[START OF Extracted data]

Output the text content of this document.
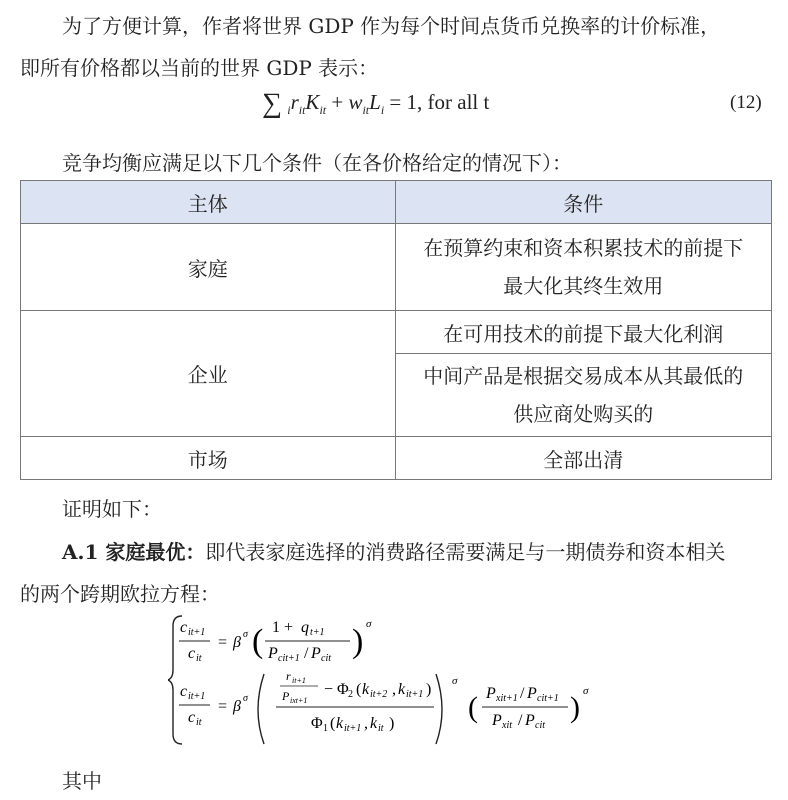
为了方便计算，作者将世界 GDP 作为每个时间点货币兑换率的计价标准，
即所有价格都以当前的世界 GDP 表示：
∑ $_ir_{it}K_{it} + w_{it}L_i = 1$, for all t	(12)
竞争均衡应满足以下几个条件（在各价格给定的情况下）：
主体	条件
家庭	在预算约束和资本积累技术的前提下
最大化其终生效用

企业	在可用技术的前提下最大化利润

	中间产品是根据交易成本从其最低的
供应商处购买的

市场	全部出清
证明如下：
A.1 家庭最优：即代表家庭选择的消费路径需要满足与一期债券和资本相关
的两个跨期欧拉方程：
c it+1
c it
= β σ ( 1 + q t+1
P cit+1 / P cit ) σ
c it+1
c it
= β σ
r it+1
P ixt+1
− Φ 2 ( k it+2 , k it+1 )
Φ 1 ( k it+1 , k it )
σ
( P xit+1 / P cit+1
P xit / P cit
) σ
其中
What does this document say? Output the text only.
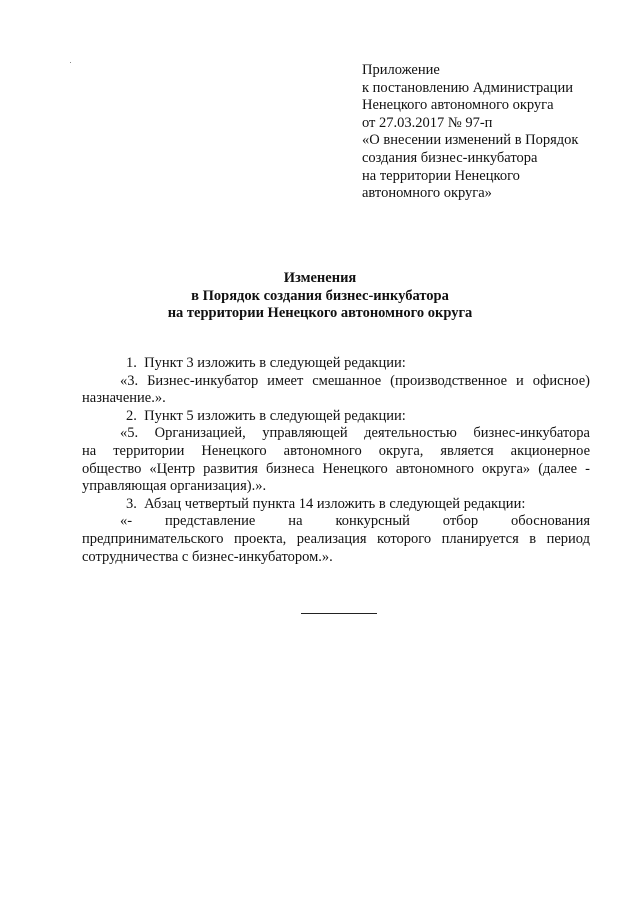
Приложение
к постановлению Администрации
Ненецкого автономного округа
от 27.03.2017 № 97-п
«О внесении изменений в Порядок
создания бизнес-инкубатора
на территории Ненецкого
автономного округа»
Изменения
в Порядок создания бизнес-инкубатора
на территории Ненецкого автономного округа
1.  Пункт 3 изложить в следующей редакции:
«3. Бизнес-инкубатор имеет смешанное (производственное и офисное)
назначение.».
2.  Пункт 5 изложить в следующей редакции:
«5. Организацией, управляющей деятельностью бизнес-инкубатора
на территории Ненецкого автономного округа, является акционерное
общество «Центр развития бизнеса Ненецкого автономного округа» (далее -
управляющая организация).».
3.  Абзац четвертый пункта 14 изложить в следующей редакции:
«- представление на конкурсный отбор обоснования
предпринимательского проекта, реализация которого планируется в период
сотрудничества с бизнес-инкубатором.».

[END OF Extracted data]
[START OF Extracted data]

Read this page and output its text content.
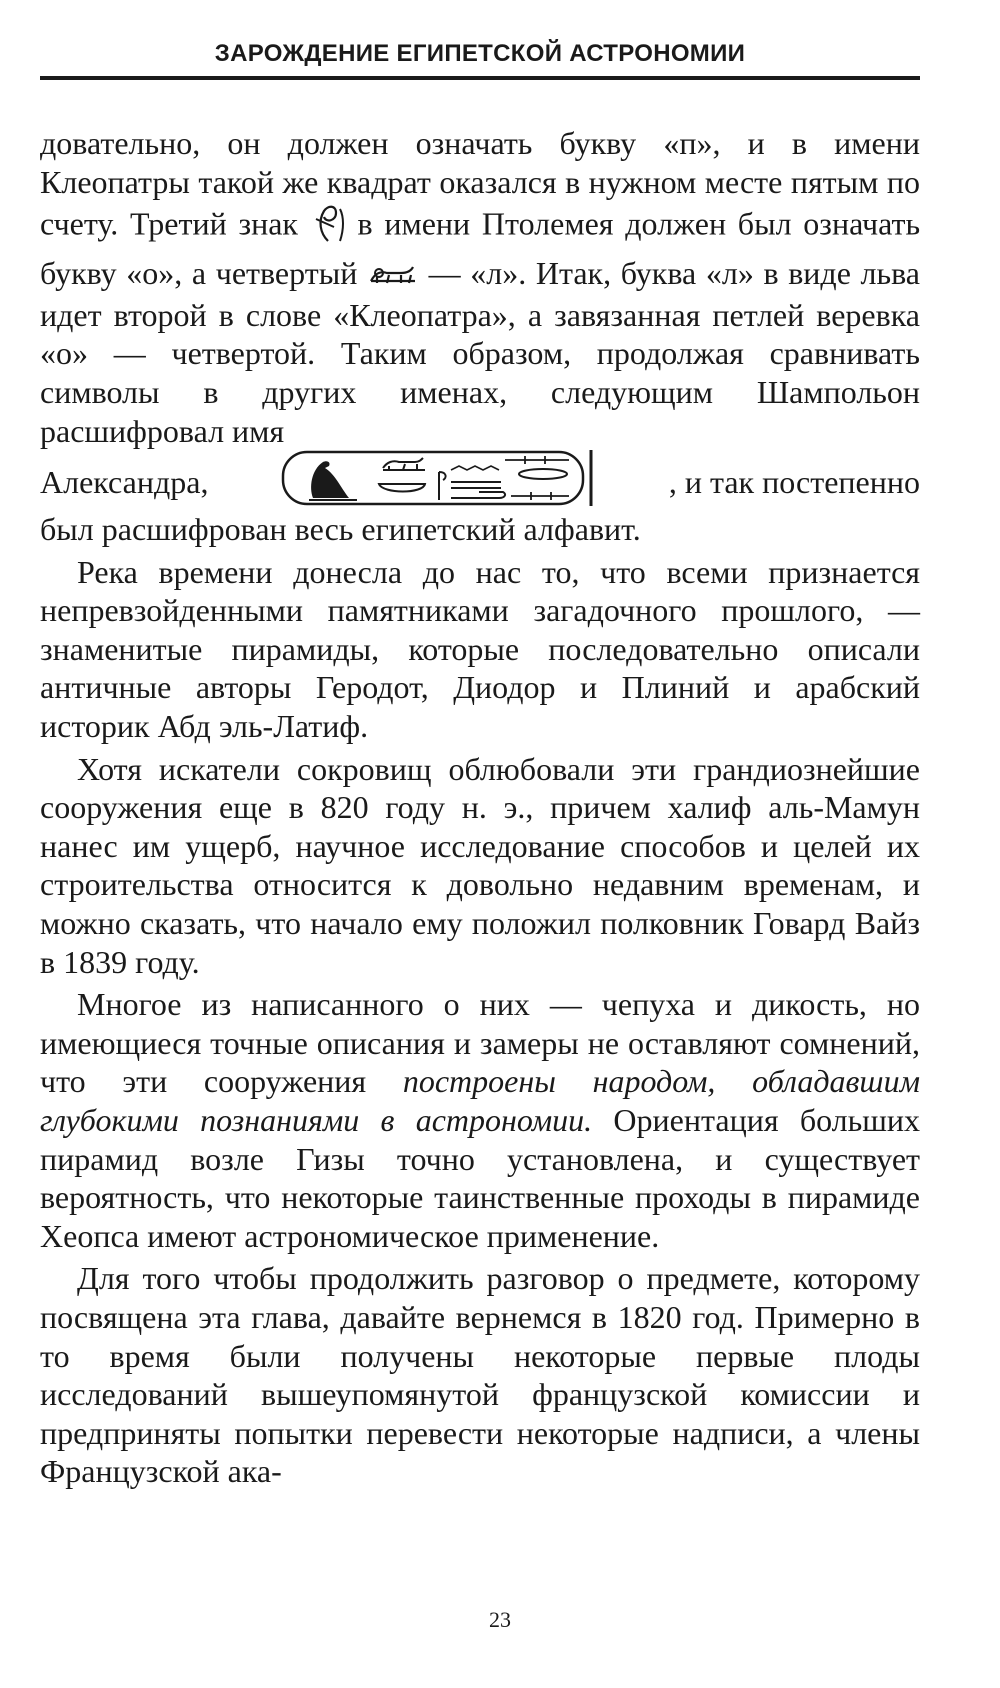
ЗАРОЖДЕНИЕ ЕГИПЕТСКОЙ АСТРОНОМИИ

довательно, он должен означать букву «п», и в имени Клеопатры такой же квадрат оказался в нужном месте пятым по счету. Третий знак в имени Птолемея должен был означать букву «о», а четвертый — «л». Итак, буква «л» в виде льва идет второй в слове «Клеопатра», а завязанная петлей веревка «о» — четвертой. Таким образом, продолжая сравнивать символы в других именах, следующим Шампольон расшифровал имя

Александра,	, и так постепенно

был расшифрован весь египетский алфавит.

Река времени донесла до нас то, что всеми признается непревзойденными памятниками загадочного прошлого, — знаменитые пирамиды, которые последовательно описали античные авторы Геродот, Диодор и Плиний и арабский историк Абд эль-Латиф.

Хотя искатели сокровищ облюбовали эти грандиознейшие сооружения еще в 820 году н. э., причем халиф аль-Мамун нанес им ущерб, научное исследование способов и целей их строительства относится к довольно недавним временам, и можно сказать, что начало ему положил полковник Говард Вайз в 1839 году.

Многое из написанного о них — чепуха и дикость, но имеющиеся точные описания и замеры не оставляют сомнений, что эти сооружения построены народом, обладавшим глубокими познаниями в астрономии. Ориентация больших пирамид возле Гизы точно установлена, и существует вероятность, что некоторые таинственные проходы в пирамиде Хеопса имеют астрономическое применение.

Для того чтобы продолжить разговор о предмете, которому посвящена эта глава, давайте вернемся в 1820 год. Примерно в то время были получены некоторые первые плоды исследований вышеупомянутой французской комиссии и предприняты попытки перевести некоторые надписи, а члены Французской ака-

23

[END OF Extracted data]
[START OF Extracted data]

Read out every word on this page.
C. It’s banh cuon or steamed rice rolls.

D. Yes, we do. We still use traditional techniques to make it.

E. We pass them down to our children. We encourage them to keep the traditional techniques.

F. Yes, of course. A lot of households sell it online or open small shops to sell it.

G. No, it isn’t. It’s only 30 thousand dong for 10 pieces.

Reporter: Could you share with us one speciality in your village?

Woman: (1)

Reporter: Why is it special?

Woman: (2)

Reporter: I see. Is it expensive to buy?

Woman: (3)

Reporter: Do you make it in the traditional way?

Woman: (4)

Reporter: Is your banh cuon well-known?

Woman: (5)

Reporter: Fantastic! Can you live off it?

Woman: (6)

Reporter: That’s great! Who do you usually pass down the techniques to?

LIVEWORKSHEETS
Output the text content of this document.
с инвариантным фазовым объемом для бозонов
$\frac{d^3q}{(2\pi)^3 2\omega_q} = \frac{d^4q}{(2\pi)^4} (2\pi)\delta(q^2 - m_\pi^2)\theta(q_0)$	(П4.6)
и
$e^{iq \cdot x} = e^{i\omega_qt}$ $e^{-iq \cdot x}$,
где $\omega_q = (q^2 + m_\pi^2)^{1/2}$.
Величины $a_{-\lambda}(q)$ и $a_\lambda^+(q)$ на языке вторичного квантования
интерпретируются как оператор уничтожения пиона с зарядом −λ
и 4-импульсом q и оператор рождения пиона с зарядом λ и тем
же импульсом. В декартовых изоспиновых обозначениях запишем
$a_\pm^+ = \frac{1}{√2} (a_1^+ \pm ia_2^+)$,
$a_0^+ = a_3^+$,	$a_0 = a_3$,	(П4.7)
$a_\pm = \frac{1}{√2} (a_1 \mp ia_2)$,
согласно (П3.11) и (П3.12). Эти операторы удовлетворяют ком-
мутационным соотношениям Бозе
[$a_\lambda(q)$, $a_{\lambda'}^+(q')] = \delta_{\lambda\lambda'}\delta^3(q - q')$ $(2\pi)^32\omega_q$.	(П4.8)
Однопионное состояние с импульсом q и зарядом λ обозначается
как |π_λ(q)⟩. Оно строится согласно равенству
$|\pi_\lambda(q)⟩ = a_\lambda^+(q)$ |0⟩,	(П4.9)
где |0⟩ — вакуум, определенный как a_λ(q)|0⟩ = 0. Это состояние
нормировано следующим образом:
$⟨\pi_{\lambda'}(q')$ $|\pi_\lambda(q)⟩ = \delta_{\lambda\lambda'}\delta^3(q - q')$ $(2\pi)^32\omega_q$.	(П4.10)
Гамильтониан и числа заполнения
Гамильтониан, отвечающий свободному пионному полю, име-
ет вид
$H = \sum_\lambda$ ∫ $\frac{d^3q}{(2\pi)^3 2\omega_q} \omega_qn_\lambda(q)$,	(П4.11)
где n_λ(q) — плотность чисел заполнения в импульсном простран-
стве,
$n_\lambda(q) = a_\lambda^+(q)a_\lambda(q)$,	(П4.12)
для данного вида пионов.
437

[END OF Extracted data]

Written problem:
Find the word "make" in the material, then list each line that holds it.

Task answer:
D. Yes, we do. We still use traditional techniques to make it.
Reporter: Do you make it in the traditional way?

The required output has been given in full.